● PROBLEM DETAILS: Transcribe the full listing below exactly.

● Dataset items:
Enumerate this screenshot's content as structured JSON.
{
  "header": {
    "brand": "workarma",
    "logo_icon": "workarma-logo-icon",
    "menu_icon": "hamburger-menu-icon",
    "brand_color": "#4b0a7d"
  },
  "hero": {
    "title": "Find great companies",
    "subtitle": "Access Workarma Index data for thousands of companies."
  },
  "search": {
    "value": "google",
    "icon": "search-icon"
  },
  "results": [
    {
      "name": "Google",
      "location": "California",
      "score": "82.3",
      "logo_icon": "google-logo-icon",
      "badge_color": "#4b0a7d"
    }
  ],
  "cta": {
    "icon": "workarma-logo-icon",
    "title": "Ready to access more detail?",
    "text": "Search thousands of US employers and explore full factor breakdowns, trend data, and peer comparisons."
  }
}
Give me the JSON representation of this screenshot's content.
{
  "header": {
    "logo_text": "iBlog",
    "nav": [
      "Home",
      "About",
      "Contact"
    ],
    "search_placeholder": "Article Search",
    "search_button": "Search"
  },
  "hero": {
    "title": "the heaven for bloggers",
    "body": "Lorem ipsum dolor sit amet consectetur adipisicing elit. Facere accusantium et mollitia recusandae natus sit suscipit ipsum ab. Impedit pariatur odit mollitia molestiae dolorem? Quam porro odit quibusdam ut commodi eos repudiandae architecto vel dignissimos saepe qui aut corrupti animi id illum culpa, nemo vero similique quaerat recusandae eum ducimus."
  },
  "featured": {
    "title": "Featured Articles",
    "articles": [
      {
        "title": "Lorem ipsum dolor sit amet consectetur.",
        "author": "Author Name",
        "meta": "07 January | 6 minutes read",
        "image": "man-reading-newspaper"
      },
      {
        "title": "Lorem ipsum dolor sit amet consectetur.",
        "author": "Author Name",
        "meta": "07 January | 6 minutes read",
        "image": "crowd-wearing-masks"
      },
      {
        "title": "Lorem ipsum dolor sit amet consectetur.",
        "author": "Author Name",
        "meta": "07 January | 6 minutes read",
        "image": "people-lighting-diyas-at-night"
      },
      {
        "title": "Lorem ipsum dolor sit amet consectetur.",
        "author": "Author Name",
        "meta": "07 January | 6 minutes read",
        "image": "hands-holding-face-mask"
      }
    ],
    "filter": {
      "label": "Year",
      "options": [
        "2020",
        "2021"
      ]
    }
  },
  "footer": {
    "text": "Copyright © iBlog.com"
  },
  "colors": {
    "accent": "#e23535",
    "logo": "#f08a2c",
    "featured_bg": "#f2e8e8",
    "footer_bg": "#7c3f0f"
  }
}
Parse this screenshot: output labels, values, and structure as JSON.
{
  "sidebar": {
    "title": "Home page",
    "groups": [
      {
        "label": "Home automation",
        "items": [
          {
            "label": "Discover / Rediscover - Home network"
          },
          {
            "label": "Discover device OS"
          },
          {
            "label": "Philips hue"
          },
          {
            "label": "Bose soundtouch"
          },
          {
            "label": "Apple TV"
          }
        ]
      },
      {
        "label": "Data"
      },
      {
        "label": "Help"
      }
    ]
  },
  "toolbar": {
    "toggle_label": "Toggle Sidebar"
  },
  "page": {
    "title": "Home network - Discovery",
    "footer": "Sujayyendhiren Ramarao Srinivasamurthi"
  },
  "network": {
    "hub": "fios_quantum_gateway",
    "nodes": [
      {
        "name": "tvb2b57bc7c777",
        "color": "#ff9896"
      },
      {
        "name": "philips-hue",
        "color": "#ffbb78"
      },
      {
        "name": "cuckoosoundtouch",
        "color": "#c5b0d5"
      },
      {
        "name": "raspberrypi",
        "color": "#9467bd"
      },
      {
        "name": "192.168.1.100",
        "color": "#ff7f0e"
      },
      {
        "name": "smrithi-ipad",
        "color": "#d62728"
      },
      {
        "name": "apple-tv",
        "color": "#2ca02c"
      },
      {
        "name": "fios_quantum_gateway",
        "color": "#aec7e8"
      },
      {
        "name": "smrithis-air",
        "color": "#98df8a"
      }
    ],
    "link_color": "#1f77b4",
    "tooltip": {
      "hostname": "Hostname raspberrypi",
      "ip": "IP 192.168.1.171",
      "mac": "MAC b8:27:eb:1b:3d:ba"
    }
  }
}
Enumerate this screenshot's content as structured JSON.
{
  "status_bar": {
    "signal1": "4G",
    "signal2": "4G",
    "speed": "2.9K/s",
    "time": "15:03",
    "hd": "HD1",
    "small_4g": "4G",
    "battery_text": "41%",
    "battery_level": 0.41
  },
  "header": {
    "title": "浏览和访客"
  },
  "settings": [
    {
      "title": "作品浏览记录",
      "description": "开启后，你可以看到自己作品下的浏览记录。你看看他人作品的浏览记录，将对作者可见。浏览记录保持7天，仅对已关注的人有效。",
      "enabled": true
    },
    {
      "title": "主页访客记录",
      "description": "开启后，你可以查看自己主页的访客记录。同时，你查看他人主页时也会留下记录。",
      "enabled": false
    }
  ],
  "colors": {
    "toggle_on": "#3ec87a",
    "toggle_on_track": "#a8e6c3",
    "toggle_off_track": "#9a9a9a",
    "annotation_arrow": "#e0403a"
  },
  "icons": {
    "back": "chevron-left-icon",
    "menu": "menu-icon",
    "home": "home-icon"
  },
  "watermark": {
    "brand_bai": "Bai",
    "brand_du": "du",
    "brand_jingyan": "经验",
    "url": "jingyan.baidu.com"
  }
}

● REPLY:
Enumerate this screenshot's content as structured JSON.
{
  "header": {
    "brand": "workarma",
    "logo_icon": "workarma-logo-icon",
    "menu_icon": "hamburger-menu-icon",
    "brand_color": "#4b0a7d"
  },
  "hero": {
    "title": "Find great companies",
    "subtitle": "Access Workarma Index data for thousands of companies."
  },
  "search": {
    "value": "google",
    "icon": "search-icon"
  },
  "results": [
    {
      "name": "Google",
      "location": "California",
      "score": "82.3",
      "logo_icon": "google-logo-icon",
      "badge_color": "#4b0a7d"
    }
  ],
  "cta": {
    "icon": "workarma-logo-icon",
    "title": "Ready to access more detail?",
    "text": "Search thousands of US employers and explore full factor breakdowns, trend data, and peer comparisons."
  }
}
Give me the JSON representation of this screenshot's content.
{
  "header": {
    "logo_text": "iBlog",
    "nav": [
      "Home",
      "About",
      "Contact"
    ],
    "search_placeholder": "Article Search",
    "search_button": "Search"
  },
  "hero": {
    "title": "the heaven for bloggers",
    "body": "Lorem ipsum dolor sit amet consectetur adipisicing elit. Facere accusantium et mollitia recusandae natus sit suscipit ipsum ab. Impedit pariatur odit mollitia molestiae dolorem? Quam porro odit quibusdam ut commodi eos repudiandae architecto vel dignissimos saepe qui aut corrupti animi id illum culpa, nemo vero similique quaerat recusandae eum ducimus."
  },
  "featured": {
    "title": "Featured Articles",
    "articles": [
      {
        "title": "Lorem ipsum dolor sit amet consectetur.",
        "author": "Author Name",
        "meta": "07 January | 6 minutes read",
        "image": "man-reading-newspaper"
      },
      {
        "title": "Lorem ipsum dolor sit amet consectetur.",
        "author": "Author Name",
        "meta": "07 January | 6 minutes read",
        "image": "crowd-wearing-masks"
      },
      {
        "title": "Lorem ipsum dolor sit amet consectetur.",
        "author": "Author Name",
        "meta": "07 January | 6 minutes read",
        "image": "people-lighting-diyas-at-night"
      },
      {
        "title": "Lorem ipsum dolor sit amet consectetur.",
        "author": "Author Name",
        "meta": "07 January | 6 minutes read",
        "image": "hands-holding-face-mask"
      }
    ],
    "filter": {
      "label": "Year",
      "options": [
        "2020",
        "2021"
      ]
    }
  },
  "footer": {
    "text": "Copyright © iBlog.com"
  },
  "colors": {
    "accent": "#e23535",
    "logo": "#f08a2c",
    "featured_bg": "#f2e8e8",
    "footer_bg": "#7c3f0f"
  }
}
Parse this screenshot: output labels, values, and structure as JSON.
{
  "sidebar": {
    "title": "Home page",
    "groups": [
      {
        "label": "Home automation",
        "items": [
          {
            "label": "Discover / Rediscover - Home network"
          },
          {
            "label": "Discover device OS"
          },
          {
            "label": "Philips hue"
          },
          {
            "label": "Bose soundtouch"
          },
          {
            "label": "Apple TV"
          }
        ]
      },
      {
        "label": "Data"
      },
      {
        "label": "Help"
      }
    ]
  },
  "toolbar": {
    "toggle_label": "Toggle Sidebar"
  },
  "page": {
    "title": "Home network - Discovery",
    "footer": "Sujayyendhiren Ramarao Srinivasamurthi"
  },
  "network": {
    "hub": "fios_quantum_gateway",
    "nodes": [
      {
        "name": "tvb2b57bc7c777",
        "color": "#ff9896"
      },
      {
        "name": "philips-hue",
        "color": "#ffbb78"
      },
      {
        "name": "cuckoosoundtouch",
        "color": "#c5b0d5"
      },
      {
        "name": "raspberrypi",
        "color": "#9467bd"
      },
      {
        "name": "192.168.1.100",
        "color": "#ff7f0e"
      },
      {
        "name": "smrithi-ipad",
        "color": "#d62728"
      },
      {
        "name": "apple-tv",
        "color": "#2ca02c"
      },
      {
        "name": "fios_quantum_gateway",
        "color": "#aec7e8"
      },
      {
        "name": "smrithis-air",
        "color": "#98df8a"
      }
    ],
    "link_color": "#1f77b4",
    "tooltip": {
      "hostname": "Hostname raspberrypi",
      "ip": "IP 192.168.1.171",
      "mac": "MAC b8:27:eb:1b:3d:ba"
    }
  }
}
Enumerate this screenshot's content as structured JSON.
{
  "status_bar": {
    "signal1": "4G",
    "signal2": "4G",
    "speed": "2.9K/s",
    "time": "15:03",
    "hd": "HD1",
    "small_4g": "4G",
    "battery_text": "41%",
    "battery_level": 0.41
  },
  "header": {
    "title": "浏览和访客"
  },
  "settings": [
    {
      "title": "作品浏览记录",
      "description": "开启后，你可以看到自己作品下的浏览记录。你看看他人作品的浏览记录，将对作者可见。浏览记录保持7天，仅对已关注的人有效。",
      "enabled": true
    },
    {
      "title": "主页访客记录",
      "description": "开启后，你可以查看自己主页的访客记录。同时，你查看他人主页时也会留下记录。",
      "enabled": false
    }
  ],
  "colors": {
    "toggle_on": "#3ec87a",
    "toggle_on_track": "#a8e6c3",
    "toggle_off_track": "#9a9a9a",
    "annotation_arrow": "#e0403a"
  },
  "icons": {
    "back": "chevron-left-icon",
    "menu": "menu-icon",
    "home": "home-icon"
  },
  "watermark": {
    "brand_bai": "Bai",
    "brand_du": "du",
    "brand_jingyan": "经验",
    "url": "jingyan.baidu.com"
  }
}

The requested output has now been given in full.